- WHAT IS EXPECTED:
Return the records exactly as they are.

— begin ENTRIES SHOWN —

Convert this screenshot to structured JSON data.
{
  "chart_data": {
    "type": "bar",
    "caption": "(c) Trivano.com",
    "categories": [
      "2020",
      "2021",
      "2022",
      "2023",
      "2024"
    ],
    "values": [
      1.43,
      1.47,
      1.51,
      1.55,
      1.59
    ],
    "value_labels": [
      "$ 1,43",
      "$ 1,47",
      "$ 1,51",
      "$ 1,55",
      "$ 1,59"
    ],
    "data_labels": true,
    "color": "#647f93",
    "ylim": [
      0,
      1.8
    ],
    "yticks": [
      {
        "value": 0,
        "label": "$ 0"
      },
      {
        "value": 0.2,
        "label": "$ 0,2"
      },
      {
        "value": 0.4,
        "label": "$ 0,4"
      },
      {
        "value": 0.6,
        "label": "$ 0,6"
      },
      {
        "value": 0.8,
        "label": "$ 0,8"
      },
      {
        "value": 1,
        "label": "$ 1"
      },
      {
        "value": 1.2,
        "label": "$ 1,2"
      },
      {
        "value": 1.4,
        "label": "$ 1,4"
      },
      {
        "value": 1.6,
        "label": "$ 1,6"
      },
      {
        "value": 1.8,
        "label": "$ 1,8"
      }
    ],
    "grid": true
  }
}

— end ENTRIES SHOWN —

- RESULT OF THIS TASK:
Convert this screenshot to structured JSON data.
{
  "chart_data": {
    "type": "bar",
    "caption": "(c) Trivano.com",
    "categories": [
      "2020",
      "2021",
      "2022",
      "2023",
      "2024"
    ],
    "values": [
      1.43,
      1.47,
      1.51,
      1.55,
      1.59
    ],
    "value_labels": [
      "$ 1,43",
      "$ 1,47",
      "$ 1,51",
      "$ 1,55",
      "$ 1,59"
    ],
    "data_labels": true,
    "color": "#647f93",
    "ylim": [
      0,
      1.8
    ],
    "yticks": [
      {
        "value": 0,
        "label": "$ 0"
      },
      {
        "value": 0.2,
        "label": "$ 0,2"
      },
      {
        "value": 0.4,
        "label": "$ 0,4"
      },
      {
        "value": 0.6,
        "label": "$ 0,6"
      },
      {
        "value": 0.8,
        "label": "$ 0,8"
      },
      {
        "value": 1,
        "label": "$ 1"
      },
      {
        "value": 1.2,
        "label": "$ 1,2"
      },
      {
        "value": 1.4,
        "label": "$ 1,4"
      },
      {
        "value": 1.6,
        "label": "$ 1,6"
      },
      {
        "value": 1.8,
        "label": "$ 1,8"
      }
    ],
    "grid": true
  }
}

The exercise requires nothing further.